_PROBLEM DETAILS_
Quote the entries word for word. Omit the pictures.

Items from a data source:
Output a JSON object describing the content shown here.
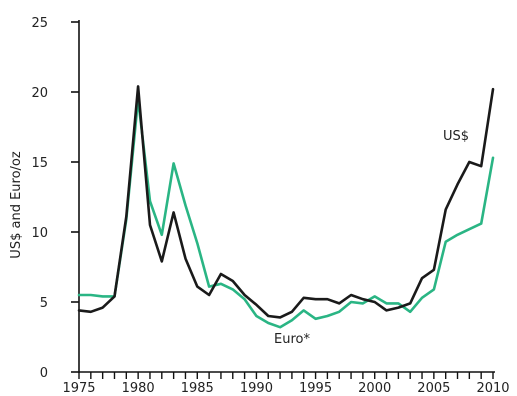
{
  "chart_data": {
    "type": "line",
    "title": "",
    "xlabel": "",
    "ylabel": "US$ and Euro/oz",
    "xlim": [
      1975,
      2010
    ],
    "ylim": [
      0,
      25
    ],
    "x_ticks": [
      1975,
      1980,
      1985,
      1990,
      1995,
      2000,
      2005,
      2010
    ],
    "y_ticks": [
      0,
      5,
      10,
      15,
      20,
      25
    ],
    "grid": false,
    "legend": "inline labels",
    "x": [
      1975,
      1976,
      1977,
      1978,
      1979,
      1980,
      1981,
      1982,
      1983,
      1984,
      1985,
      1986,
      1987,
      1988,
      1989,
      1990,
      1991,
      1992,
      1993,
      1994,
      1995,
      1996,
      1997,
      1998,
      1999,
      2000,
      2001,
      2002,
      2003,
      2004,
      2005,
      2006,
      2007,
      2008,
      2009,
      2010
    ],
    "series": [
      {
        "name": "US$",
        "color": "#1a1a1a",
        "values": [
          4.4,
          4.3,
          4.6,
          5.4,
          11.1,
          20.4,
          10.5,
          7.9,
          11.4,
          8.1,
          6.1,
          5.5,
          7.0,
          6.5,
          5.5,
          4.8,
          4.0,
          3.9,
          4.3,
          5.3,
          5.2,
          5.2,
          4.9,
          5.5,
          5.2,
          5.0,
          4.4,
          4.6,
          4.9,
          6.7,
          7.3,
          11.6,
          13.4,
          15.0,
          14.7,
          20.2
        ]
      },
      {
        "name": "Euro*",
        "color": "#2ab584",
        "values": [
          5.5,
          5.5,
          5.4,
          5.4,
          10.9,
          19.5,
          12.2,
          9.8,
          14.9,
          11.9,
          9.2,
          6.1,
          6.3,
          5.9,
          5.2,
          4.0,
          3.5,
          3.2,
          3.7,
          4.4,
          3.8,
          4.0,
          4.3,
          5.0,
          4.9,
          5.4,
          4.9,
          4.9,
          4.3,
          5.3,
          5.9,
          9.3,
          9.8,
          10.2,
          10.6,
          15.3
        ]
      }
    ]
  }
}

_EXERCISE RESPONSE_
Output a JSON object describing the content shown here.
{
  "chart_data": {
    "type": "line",
    "title": "",
    "xlabel": "",
    "ylabel": "US$ and Euro/oz",
    "xlim": [
      1975,
      2010
    ],
    "ylim": [
      0,
      25
    ],
    "x_ticks": [
      1975,
      1980,
      1985,
      1990,
      1995,
      2000,
      2005,
      2010
    ],
    "y_ticks": [
      0,
      5,
      10,
      15,
      20,
      25
    ],
    "grid": false,
    "legend": "inline labels",
    "x": [
      1975,
      1976,
      1977,
      1978,
      1979,
      1980,
      1981,
      1982,
      1983,
      1984,
      1985,
      1986,
      1987,
      1988,
      1989,
      1990,
      1991,
      1992,
      1993,
      1994,
      1995,
      1996,
      1997,
      1998,
      1999,
      2000,
      2001,
      2002,
      2003,
      2004,
      2005,
      2006,
      2007,
      2008,
      2009,
      2010
    ],
    "series": [
      {
        "name": "US$",
        "color": "#1a1a1a",
        "values": [
          4.4,
          4.3,
          4.6,
          5.4,
          11.1,
          20.4,
          10.5,
          7.9,
          11.4,
          8.1,
          6.1,
          5.5,
          7.0,
          6.5,
          5.5,
          4.8,
          4.0,
          3.9,
          4.3,
          5.3,
          5.2,
          5.2,
          4.9,
          5.5,
          5.2,
          5.0,
          4.4,
          4.6,
          4.9,
          6.7,
          7.3,
          11.6,
          13.4,
          15.0,
          14.7,
          20.2
        ]
      },
      {
        "name": "Euro*",
        "color": "#2ab584",
        "values": [
          5.5,
          5.5,
          5.4,
          5.4,
          10.9,
          19.5,
          12.2,
          9.8,
          14.9,
          11.9,
          9.2,
          6.1,
          6.3,
          5.9,
          5.2,
          4.0,
          3.5,
          3.2,
          3.7,
          4.4,
          3.8,
          4.0,
          4.3,
          5.0,
          4.9,
          5.4,
          4.9,
          4.9,
          4.3,
          5.3,
          5.9,
          9.3,
          9.8,
          10.2,
          10.6,
          15.3
        ]
      }
    ]
  }
}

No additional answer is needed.